Excerpt from a dataset:
►
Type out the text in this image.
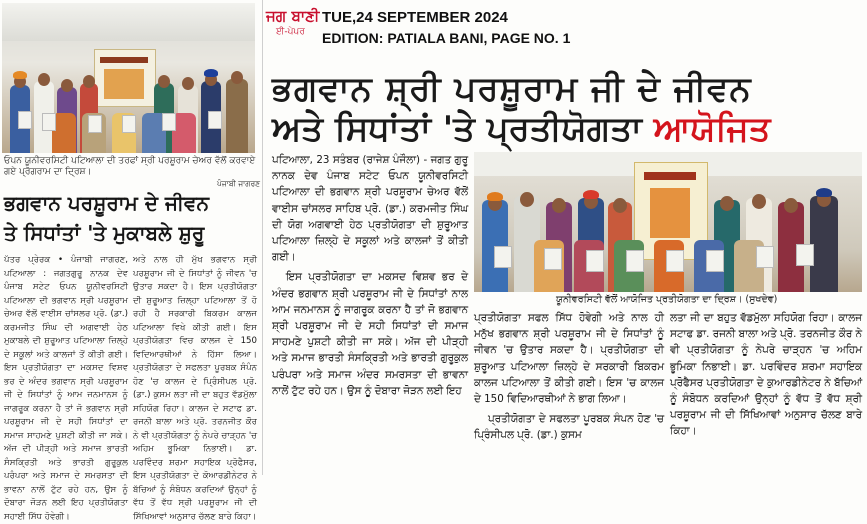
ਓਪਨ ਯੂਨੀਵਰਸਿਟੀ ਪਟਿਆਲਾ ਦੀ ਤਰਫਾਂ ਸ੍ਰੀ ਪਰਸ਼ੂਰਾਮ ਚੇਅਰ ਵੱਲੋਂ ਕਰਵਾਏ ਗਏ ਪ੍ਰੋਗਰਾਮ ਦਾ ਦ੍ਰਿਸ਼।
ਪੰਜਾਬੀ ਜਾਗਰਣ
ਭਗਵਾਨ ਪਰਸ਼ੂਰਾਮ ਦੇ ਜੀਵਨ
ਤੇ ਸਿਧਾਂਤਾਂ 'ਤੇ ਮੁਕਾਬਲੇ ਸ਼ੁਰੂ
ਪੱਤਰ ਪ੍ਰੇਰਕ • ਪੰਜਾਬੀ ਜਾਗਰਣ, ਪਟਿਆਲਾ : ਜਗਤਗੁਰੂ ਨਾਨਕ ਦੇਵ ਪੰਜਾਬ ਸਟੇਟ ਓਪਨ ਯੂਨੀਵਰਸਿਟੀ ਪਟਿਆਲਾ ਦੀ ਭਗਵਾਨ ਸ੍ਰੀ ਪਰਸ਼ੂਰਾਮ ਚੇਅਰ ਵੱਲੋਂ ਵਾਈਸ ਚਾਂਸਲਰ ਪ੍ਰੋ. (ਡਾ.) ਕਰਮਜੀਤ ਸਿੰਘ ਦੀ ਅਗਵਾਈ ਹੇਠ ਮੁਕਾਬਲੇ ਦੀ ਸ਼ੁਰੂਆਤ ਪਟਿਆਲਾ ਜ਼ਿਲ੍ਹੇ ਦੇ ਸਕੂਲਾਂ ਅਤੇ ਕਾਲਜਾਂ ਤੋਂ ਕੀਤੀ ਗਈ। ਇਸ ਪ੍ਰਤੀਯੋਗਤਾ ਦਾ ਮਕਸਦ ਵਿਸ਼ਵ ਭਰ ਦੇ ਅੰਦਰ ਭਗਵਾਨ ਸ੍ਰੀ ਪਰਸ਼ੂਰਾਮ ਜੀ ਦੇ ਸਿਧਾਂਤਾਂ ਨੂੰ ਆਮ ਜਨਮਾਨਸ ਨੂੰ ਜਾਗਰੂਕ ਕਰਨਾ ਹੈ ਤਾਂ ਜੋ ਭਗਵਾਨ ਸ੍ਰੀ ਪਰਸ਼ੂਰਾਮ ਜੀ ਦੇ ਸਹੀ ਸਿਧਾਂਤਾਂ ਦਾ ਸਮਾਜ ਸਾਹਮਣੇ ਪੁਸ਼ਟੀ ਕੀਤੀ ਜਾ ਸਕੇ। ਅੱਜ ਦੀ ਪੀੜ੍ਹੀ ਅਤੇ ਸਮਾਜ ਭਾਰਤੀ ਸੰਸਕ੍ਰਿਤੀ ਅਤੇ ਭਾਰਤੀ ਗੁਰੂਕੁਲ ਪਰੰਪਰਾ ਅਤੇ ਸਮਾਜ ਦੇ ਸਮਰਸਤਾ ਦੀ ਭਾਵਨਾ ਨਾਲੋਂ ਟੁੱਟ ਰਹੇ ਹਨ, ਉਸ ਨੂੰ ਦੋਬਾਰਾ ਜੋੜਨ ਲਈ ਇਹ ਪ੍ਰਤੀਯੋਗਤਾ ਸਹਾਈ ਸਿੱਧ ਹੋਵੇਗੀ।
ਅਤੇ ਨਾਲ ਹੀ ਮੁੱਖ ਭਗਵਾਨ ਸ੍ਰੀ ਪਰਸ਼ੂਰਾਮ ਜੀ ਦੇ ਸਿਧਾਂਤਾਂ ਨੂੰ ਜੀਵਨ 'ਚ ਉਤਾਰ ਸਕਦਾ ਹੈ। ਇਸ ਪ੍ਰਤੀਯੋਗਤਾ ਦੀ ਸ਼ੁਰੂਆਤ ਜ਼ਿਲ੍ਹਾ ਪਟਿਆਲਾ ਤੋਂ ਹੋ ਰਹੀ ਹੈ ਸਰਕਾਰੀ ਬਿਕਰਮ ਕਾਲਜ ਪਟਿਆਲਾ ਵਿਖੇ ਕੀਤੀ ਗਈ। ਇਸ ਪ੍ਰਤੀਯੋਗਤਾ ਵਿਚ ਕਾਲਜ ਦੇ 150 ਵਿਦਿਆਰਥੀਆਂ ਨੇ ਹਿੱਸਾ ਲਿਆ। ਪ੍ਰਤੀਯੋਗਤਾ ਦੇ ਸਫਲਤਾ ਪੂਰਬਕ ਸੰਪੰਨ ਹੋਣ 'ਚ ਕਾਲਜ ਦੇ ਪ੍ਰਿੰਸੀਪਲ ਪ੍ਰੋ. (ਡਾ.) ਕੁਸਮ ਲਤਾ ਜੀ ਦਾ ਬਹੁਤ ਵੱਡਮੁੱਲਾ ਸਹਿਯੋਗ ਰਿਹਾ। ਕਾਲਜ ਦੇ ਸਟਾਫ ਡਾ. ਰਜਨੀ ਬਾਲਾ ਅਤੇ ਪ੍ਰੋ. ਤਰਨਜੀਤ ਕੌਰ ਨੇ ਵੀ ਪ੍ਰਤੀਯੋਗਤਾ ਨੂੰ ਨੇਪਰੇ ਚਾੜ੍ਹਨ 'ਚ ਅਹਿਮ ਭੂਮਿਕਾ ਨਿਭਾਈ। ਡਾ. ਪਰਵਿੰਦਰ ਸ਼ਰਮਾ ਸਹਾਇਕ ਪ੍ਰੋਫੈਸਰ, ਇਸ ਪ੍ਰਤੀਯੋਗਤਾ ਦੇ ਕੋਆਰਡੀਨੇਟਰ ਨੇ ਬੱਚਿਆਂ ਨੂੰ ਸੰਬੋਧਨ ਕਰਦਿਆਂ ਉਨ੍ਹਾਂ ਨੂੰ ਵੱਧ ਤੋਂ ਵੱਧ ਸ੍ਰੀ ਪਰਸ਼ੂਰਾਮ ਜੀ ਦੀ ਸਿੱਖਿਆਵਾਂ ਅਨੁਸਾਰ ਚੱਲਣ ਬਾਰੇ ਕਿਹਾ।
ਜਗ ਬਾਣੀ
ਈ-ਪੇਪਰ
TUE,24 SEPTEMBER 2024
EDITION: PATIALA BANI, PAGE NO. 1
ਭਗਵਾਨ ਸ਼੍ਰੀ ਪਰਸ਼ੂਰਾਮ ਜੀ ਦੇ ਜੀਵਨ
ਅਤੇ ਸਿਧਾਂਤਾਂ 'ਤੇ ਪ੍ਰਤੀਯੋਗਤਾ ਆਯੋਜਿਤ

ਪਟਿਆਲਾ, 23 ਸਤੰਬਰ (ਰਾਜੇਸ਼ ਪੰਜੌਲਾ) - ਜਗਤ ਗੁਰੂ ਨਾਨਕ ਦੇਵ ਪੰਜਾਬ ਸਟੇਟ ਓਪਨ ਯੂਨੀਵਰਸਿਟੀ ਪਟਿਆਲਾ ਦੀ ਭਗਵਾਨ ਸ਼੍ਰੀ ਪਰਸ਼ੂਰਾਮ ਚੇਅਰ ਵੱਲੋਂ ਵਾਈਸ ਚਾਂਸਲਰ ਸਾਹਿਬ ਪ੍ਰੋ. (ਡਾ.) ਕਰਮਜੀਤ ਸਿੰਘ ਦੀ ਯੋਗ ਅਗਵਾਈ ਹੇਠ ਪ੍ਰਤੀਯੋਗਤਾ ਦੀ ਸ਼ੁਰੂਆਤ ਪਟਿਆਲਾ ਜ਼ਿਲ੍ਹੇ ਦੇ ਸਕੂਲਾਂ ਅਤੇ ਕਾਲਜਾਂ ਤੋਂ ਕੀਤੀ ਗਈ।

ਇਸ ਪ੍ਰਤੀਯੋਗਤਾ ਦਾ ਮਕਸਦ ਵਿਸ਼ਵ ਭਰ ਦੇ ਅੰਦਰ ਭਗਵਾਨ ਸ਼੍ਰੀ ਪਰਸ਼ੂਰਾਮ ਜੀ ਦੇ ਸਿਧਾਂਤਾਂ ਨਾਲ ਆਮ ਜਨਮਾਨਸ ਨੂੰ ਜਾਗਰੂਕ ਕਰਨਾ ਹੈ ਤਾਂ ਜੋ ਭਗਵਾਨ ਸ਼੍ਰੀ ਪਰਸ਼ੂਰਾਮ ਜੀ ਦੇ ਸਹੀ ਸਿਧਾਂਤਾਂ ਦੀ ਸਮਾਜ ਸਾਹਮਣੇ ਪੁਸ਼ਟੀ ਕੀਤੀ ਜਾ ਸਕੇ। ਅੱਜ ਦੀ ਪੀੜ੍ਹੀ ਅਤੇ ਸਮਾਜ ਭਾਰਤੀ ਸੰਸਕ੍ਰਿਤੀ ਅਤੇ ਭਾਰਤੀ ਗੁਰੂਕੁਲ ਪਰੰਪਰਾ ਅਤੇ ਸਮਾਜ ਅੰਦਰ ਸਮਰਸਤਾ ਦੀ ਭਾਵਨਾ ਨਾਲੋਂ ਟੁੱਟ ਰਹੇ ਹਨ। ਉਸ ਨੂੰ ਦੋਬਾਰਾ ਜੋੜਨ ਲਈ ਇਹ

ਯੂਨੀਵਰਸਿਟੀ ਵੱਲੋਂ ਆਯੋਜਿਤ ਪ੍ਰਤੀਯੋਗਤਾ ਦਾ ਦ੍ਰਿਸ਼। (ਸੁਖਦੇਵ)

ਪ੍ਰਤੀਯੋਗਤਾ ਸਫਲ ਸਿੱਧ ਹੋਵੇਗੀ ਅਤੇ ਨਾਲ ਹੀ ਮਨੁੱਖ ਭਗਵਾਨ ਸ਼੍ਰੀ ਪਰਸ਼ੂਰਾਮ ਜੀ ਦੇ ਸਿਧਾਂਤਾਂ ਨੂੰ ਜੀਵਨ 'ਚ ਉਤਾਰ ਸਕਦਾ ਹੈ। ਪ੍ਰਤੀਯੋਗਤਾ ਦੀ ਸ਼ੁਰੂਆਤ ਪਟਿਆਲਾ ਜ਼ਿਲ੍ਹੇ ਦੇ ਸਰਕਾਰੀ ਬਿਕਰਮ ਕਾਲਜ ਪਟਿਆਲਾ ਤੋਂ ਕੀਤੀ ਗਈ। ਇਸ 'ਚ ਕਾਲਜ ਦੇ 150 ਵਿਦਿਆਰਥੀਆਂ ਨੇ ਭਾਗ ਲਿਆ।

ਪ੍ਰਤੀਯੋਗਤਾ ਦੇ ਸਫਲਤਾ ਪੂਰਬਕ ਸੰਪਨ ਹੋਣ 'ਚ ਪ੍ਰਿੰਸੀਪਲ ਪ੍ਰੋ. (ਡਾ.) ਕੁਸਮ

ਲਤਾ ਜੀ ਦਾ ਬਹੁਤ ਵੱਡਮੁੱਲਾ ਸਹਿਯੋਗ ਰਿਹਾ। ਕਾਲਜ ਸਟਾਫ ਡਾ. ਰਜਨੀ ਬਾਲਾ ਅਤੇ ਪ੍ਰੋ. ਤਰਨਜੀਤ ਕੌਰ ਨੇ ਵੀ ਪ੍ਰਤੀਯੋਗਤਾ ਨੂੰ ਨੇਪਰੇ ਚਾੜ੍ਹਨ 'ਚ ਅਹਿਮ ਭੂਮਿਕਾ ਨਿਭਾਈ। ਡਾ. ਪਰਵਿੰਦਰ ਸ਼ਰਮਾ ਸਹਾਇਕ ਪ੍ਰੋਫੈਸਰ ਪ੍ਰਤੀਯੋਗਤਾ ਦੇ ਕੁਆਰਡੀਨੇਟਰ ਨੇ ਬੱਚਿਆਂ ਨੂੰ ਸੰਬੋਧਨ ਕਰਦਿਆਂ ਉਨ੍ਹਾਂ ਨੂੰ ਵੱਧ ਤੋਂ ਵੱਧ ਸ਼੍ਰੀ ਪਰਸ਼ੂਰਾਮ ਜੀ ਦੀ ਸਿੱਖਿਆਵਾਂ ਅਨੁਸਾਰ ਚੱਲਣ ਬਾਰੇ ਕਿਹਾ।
◄
►
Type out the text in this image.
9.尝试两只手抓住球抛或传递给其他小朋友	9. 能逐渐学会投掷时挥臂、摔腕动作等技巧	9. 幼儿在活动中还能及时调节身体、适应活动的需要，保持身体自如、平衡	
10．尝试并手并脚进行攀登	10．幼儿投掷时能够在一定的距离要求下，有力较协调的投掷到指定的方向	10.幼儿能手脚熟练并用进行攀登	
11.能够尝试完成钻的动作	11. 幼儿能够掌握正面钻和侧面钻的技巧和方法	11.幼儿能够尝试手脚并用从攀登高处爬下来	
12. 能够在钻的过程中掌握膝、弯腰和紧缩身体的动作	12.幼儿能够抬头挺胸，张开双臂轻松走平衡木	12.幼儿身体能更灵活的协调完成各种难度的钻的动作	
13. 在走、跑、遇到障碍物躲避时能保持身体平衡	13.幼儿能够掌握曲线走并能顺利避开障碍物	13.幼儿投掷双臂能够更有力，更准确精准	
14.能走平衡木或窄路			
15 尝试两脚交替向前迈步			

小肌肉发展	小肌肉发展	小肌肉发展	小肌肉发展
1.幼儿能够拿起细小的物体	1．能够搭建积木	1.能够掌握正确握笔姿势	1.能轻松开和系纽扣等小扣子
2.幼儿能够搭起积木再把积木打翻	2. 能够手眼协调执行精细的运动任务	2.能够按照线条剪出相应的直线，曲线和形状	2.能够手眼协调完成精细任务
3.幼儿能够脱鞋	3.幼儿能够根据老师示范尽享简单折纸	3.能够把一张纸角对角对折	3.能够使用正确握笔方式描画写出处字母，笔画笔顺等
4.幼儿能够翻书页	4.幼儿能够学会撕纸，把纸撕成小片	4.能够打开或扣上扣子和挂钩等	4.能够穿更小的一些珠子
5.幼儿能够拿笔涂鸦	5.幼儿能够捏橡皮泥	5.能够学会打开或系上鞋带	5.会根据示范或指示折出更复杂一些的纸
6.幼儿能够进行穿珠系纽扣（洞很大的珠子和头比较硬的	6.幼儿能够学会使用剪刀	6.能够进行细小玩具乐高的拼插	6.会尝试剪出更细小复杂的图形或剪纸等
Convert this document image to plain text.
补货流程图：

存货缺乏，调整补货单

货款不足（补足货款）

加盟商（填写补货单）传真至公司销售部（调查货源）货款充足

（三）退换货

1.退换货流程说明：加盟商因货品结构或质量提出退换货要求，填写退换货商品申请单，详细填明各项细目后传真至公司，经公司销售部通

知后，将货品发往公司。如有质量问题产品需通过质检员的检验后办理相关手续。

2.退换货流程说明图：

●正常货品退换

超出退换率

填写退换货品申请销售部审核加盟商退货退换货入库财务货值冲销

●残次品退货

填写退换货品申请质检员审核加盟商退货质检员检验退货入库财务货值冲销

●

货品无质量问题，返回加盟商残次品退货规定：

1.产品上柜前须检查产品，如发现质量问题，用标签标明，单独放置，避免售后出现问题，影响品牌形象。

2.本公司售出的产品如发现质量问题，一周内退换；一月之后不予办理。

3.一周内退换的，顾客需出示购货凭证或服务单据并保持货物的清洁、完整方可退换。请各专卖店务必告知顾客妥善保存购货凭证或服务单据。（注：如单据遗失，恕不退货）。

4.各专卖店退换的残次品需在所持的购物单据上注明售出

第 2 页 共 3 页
◄
GIVEN INSTRUCTION: Among the lines of the data above, determine how many contain the word "ਸਫਲਤ". Report the number alone.

RESULT OF THE TASK: 2